Exclude the pictures, then quote exactly the lines from the one holding "Decode this image" through the last line of the records.
════════════════
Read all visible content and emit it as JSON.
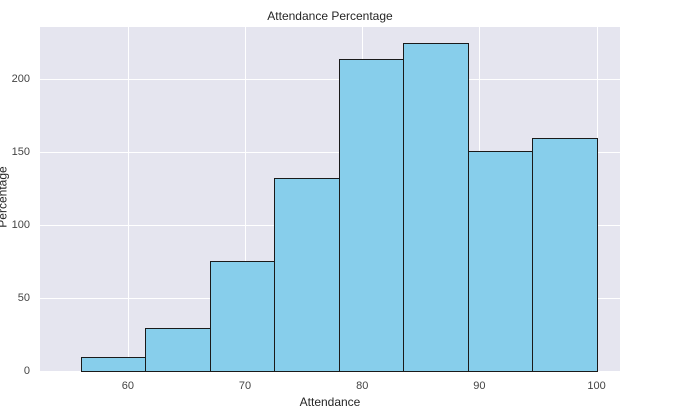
{
  "chart_data": {
    "type": "bar",
    "subtype": "histogram",
    "title": "Attendance Percentage",
    "xlabel": "Attendance",
    "ylabel": "Percentage",
    "bin_edges": [
      56.0,
      61.5,
      67.0,
      72.5,
      78.0,
      83.5,
      89.0,
      94.5,
      100.0
    ],
    "values": [
      10,
      30,
      76,
      133,
      214,
      225,
      151,
      160
    ],
    "categories": [
      "56-61.5",
      "61.5-67",
      "67-72.5",
      "72.5-78",
      "78-83.5",
      "83.5-89",
      "89-94.5",
      "94.5-100"
    ],
    "xlim": [
      52.5,
      102
    ],
    "ylim": [
      0,
      236
    ],
    "xticks": [
      "60",
      "70",
      "80",
      "90",
      "100"
    ],
    "yticks": [
      "0",
      "50",
      "100",
      "150",
      "200"
    ],
    "grid": true,
    "legend": null,
    "colors": {
      "bar_fill": "#87ceeb",
      "bar_edge": "#1a1a1a",
      "plot_bg": "#e5e5ef",
      "grid": "#ffffff"
    }
  }
}
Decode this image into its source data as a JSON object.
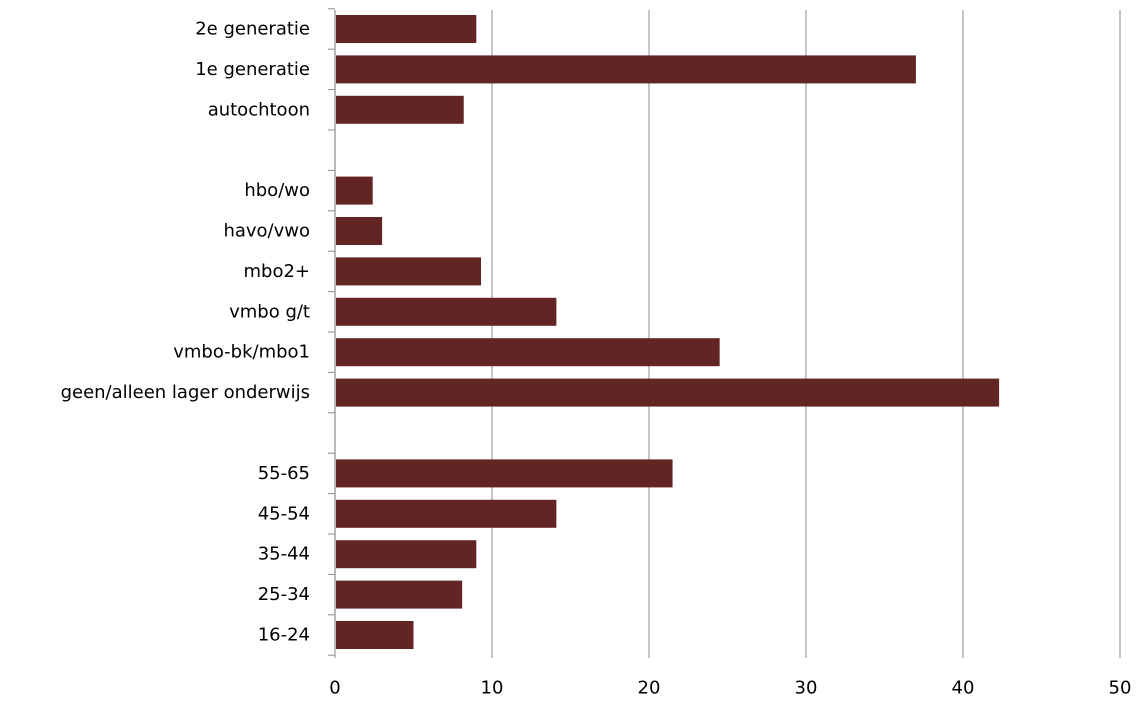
{
  "chart_data": {
    "type": "bar",
    "orientation": "horizontal",
    "title": "",
    "xlabel": "",
    "ylabel": "",
    "xlim": [
      0,
      50
    ],
    "xticks": [
      0,
      10,
      20,
      30,
      40,
      50
    ],
    "grid": true,
    "legend": "none",
    "bar_color": "#632523",
    "categories": [
      "2e generatie",
      "1e generatie",
      "autochtoon",
      "",
      "hbo/wo",
      "havo/vwo",
      "mbo2+",
      "vmbo g/t",
      "vmbo-bk/mbo1",
      "geen/alleen lager onderwijs",
      "",
      "55-65",
      "45-54",
      "35-44",
      "25-34",
      "16-24"
    ],
    "values": [
      9.0,
      37.0,
      8.2,
      null,
      2.4,
      3.0,
      9.3,
      14.1,
      24.5,
      42.3,
      null,
      21.5,
      14.1,
      9.0,
      8.1,
      5.0
    ]
  }
}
════════════════
▸ Output of the exercise
Decode this image into its source data as a JSON object.
{
  "chart_data": {
    "type": "bar",
    "orientation": "horizontal",
    "title": "",
    "xlabel": "",
    "ylabel": "",
    "xlim": [
      0,
      50
    ],
    "xticks": [
      0,
      10,
      20,
      30,
      40,
      50
    ],
    "grid": true,
    "legend": "none",
    "bar_color": "#632523",
    "categories": [
      "2e generatie",
      "1e generatie",
      "autochtoon",
      "",
      "hbo/wo",
      "havo/vwo",
      "mbo2+",
      "vmbo g/t",
      "vmbo-bk/mbo1",
      "geen/alleen lager onderwijs",
      "",
      "55-65",
      "45-54",
      "35-44",
      "25-34",
      "16-24"
    ],
    "values": [
      9.0,
      37.0,
      8.2,
      null,
      2.4,
      3.0,
      9.3,
      14.1,
      24.5,
      42.3,
      null,
      21.5,
      14.1,
      9.0,
      8.1,
      5.0
    ]
  }
}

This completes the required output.